Pode duplicar todas as entradas abaixo, linha por linha e sem nenhuma alteração, deixando as imagens fora da resposta?

== Dados do exercício

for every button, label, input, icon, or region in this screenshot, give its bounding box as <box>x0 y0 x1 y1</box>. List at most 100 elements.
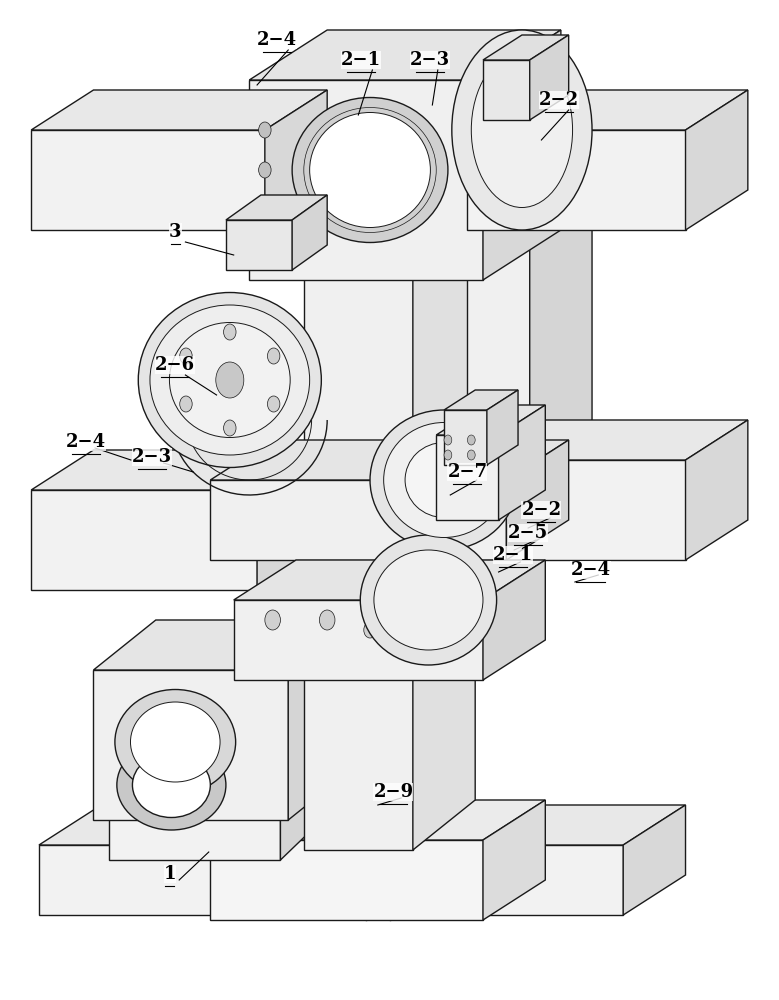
Polygon shape <box>210 440 569 480</box>
Polygon shape <box>288 620 351 820</box>
Polygon shape <box>304 250 413 850</box>
Circle shape <box>259 162 271 178</box>
Ellipse shape <box>132 752 210 818</box>
Polygon shape <box>483 35 569 60</box>
Text: 2−6: 2−6 <box>155 356 196 374</box>
Text: 2−2: 2−2 <box>521 501 562 519</box>
Ellipse shape <box>383 422 505 538</box>
Polygon shape <box>234 805 296 915</box>
Circle shape <box>224 420 236 436</box>
Ellipse shape <box>405 442 483 518</box>
Polygon shape <box>93 670 288 820</box>
Polygon shape <box>280 660 343 860</box>
Ellipse shape <box>360 535 497 665</box>
Text: 2−9: 2−9 <box>373 783 414 801</box>
Polygon shape <box>210 840 483 920</box>
Polygon shape <box>530 35 569 120</box>
Circle shape <box>460 610 475 630</box>
Polygon shape <box>109 720 280 860</box>
Polygon shape <box>292 195 327 270</box>
Ellipse shape <box>138 292 321 468</box>
Ellipse shape <box>117 740 226 830</box>
Polygon shape <box>226 220 292 270</box>
Polygon shape <box>304 200 475 250</box>
Text: 2−5: 2−5 <box>508 524 548 542</box>
Polygon shape <box>436 435 499 520</box>
Polygon shape <box>506 440 569 560</box>
Polygon shape <box>257 450 319 590</box>
Polygon shape <box>475 420 748 460</box>
Ellipse shape <box>169 322 290 438</box>
Polygon shape <box>413 200 475 850</box>
Circle shape <box>364 622 376 638</box>
Text: 2−7: 2−7 <box>447 463 488 481</box>
Polygon shape <box>93 620 351 670</box>
Polygon shape <box>234 560 545 600</box>
Polygon shape <box>249 80 483 280</box>
Text: 2−4: 2−4 <box>256 31 297 49</box>
Polygon shape <box>109 660 343 720</box>
Polygon shape <box>475 460 686 560</box>
Polygon shape <box>31 90 327 130</box>
Circle shape <box>224 324 236 340</box>
Polygon shape <box>428 845 623 915</box>
Ellipse shape <box>370 410 518 550</box>
Circle shape <box>467 450 475 460</box>
Text: 1: 1 <box>164 865 176 883</box>
Polygon shape <box>428 805 686 845</box>
Polygon shape <box>226 195 327 220</box>
Text: 2−3: 2−3 <box>132 448 172 466</box>
Circle shape <box>467 435 475 445</box>
Circle shape <box>267 348 280 364</box>
Polygon shape <box>483 30 561 280</box>
Text: 2−3: 2−3 <box>410 51 450 69</box>
Polygon shape <box>210 480 506 560</box>
Polygon shape <box>467 220 530 460</box>
Text: 2−1: 2−1 <box>492 546 533 564</box>
Ellipse shape <box>292 98 448 242</box>
Text: 2−2: 2−2 <box>539 91 580 109</box>
Circle shape <box>180 396 192 412</box>
Polygon shape <box>39 805 296 845</box>
Polygon shape <box>249 30 561 80</box>
Polygon shape <box>467 180 592 220</box>
Text: 2−4: 2−4 <box>570 561 611 579</box>
Circle shape <box>265 610 280 630</box>
Polygon shape <box>210 800 545 840</box>
Circle shape <box>444 450 452 460</box>
Circle shape <box>444 435 452 445</box>
Polygon shape <box>499 405 545 520</box>
Polygon shape <box>31 450 319 490</box>
Polygon shape <box>31 130 265 230</box>
Text: 2−1: 2−1 <box>340 51 381 69</box>
Polygon shape <box>483 560 545 680</box>
Circle shape <box>267 396 280 412</box>
Polygon shape <box>530 180 592 460</box>
Polygon shape <box>39 845 234 915</box>
Polygon shape <box>467 130 686 230</box>
Circle shape <box>259 202 271 218</box>
Circle shape <box>216 362 244 398</box>
Polygon shape <box>444 410 487 465</box>
Ellipse shape <box>150 305 309 455</box>
Polygon shape <box>31 490 257 590</box>
Polygon shape <box>436 405 545 435</box>
Polygon shape <box>234 600 483 680</box>
Ellipse shape <box>452 30 592 230</box>
Text: 3: 3 <box>169 223 182 241</box>
Polygon shape <box>444 390 518 410</box>
Ellipse shape <box>471 52 573 208</box>
Circle shape <box>180 348 192 364</box>
Text: 2−4: 2−4 <box>65 433 106 451</box>
Circle shape <box>259 122 271 138</box>
Ellipse shape <box>309 112 430 228</box>
Ellipse shape <box>131 702 220 782</box>
Polygon shape <box>686 420 748 560</box>
Polygon shape <box>686 90 748 230</box>
Polygon shape <box>483 800 545 920</box>
Polygon shape <box>623 805 686 915</box>
Circle shape <box>319 610 335 630</box>
Ellipse shape <box>115 690 235 794</box>
Ellipse shape <box>374 550 483 650</box>
Circle shape <box>421 610 436 630</box>
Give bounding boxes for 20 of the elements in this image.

====

*Resultado final*:
for every button, label, input, icon, or region in this screenshot, give its bounding box as <box>x0 y0 x1 y1</box>. List at most 100 elements.
Polygon shape <box>210 440 569 480</box>
Polygon shape <box>288 620 351 820</box>
Polygon shape <box>304 250 413 850</box>
Circle shape <box>259 162 271 178</box>
Ellipse shape <box>132 752 210 818</box>
Polygon shape <box>483 35 569 60</box>
Text: 2−6: 2−6 <box>155 356 196 374</box>
Text: 2−2: 2−2 <box>521 501 562 519</box>
Ellipse shape <box>383 422 505 538</box>
Polygon shape <box>234 805 296 915</box>
Circle shape <box>224 420 236 436</box>
Ellipse shape <box>405 442 483 518</box>
Polygon shape <box>93 670 288 820</box>
Polygon shape <box>280 660 343 860</box>
Ellipse shape <box>360 535 497 665</box>
Text: 2−9: 2−9 <box>373 783 414 801</box>
Polygon shape <box>210 840 483 920</box>
Polygon shape <box>530 35 569 120</box>
Circle shape <box>460 610 475 630</box>
Polygon shape <box>109 720 280 860</box>
Polygon shape <box>292 195 327 270</box>
Ellipse shape <box>138 292 321 468</box>
Ellipse shape <box>117 740 226 830</box>
Polygon shape <box>226 220 292 270</box>
Polygon shape <box>304 200 475 250</box>
Text: 2−5: 2−5 <box>508 524 548 542</box>
Polygon shape <box>436 435 499 520</box>
Polygon shape <box>506 440 569 560</box>
Polygon shape <box>257 450 319 590</box>
Polygon shape <box>475 420 748 460</box>
Ellipse shape <box>169 322 290 438</box>
Polygon shape <box>413 200 475 850</box>
Circle shape <box>364 622 376 638</box>
Text: 2−7: 2−7 <box>447 463 488 481</box>
Polygon shape <box>93 620 351 670</box>
Polygon shape <box>234 560 545 600</box>
Polygon shape <box>249 80 483 280</box>
Text: 2−4: 2−4 <box>256 31 297 49</box>
Polygon shape <box>109 660 343 720</box>
Polygon shape <box>475 460 686 560</box>
Polygon shape <box>31 90 327 130</box>
Circle shape <box>224 324 236 340</box>
Polygon shape <box>428 845 623 915</box>
Ellipse shape <box>370 410 518 550</box>
Circle shape <box>467 450 475 460</box>
Text: 1: 1 <box>164 865 176 883</box>
Polygon shape <box>428 805 686 845</box>
Polygon shape <box>226 195 327 220</box>
Text: 2−3: 2−3 <box>132 448 172 466</box>
Circle shape <box>467 435 475 445</box>
Circle shape <box>267 348 280 364</box>
Polygon shape <box>483 30 561 280</box>
Text: 2−3: 2−3 <box>410 51 450 69</box>
Polygon shape <box>210 480 506 560</box>
Polygon shape <box>467 220 530 460</box>
Text: 2−1: 2−1 <box>492 546 533 564</box>
Ellipse shape <box>292 98 448 242</box>
Text: 2−2: 2−2 <box>539 91 580 109</box>
Circle shape <box>180 396 192 412</box>
Polygon shape <box>39 805 296 845</box>
Polygon shape <box>249 30 561 80</box>
Polygon shape <box>467 180 592 220</box>
Text: 2−4: 2−4 <box>570 561 611 579</box>
Circle shape <box>265 610 280 630</box>
Polygon shape <box>210 800 545 840</box>
Circle shape <box>444 450 452 460</box>
Circle shape <box>444 435 452 445</box>
Polygon shape <box>499 405 545 520</box>
Polygon shape <box>31 450 319 490</box>
Polygon shape <box>31 130 265 230</box>
Text: 2−1: 2−1 <box>340 51 381 69</box>
Polygon shape <box>483 560 545 680</box>
Circle shape <box>267 396 280 412</box>
Polygon shape <box>530 180 592 460</box>
Polygon shape <box>39 845 234 915</box>
Polygon shape <box>467 130 686 230</box>
Circle shape <box>259 202 271 218</box>
Circle shape <box>216 362 244 398</box>
Polygon shape <box>444 410 487 465</box>
Ellipse shape <box>150 305 309 455</box>
Polygon shape <box>31 490 257 590</box>
Polygon shape <box>436 405 545 435</box>
Polygon shape <box>234 600 483 680</box>
Ellipse shape <box>452 30 592 230</box>
Text: 3: 3 <box>169 223 182 241</box>
Polygon shape <box>444 390 518 410</box>
Ellipse shape <box>471 52 573 208</box>
Circle shape <box>180 348 192 364</box>
Text: 2−4: 2−4 <box>65 433 106 451</box>
Circle shape <box>259 122 271 138</box>
Ellipse shape <box>309 112 430 228</box>
Ellipse shape <box>131 702 220 782</box>
Polygon shape <box>686 420 748 560</box>
Polygon shape <box>686 90 748 230</box>
Polygon shape <box>483 800 545 920</box>
Polygon shape <box>623 805 686 915</box>
Circle shape <box>319 610 335 630</box>
Ellipse shape <box>115 690 235 794</box>
Ellipse shape <box>374 550 483 650</box>
Circle shape <box>421 610 436 630</box>
Give bounding boxes for 20 of the elements in this image.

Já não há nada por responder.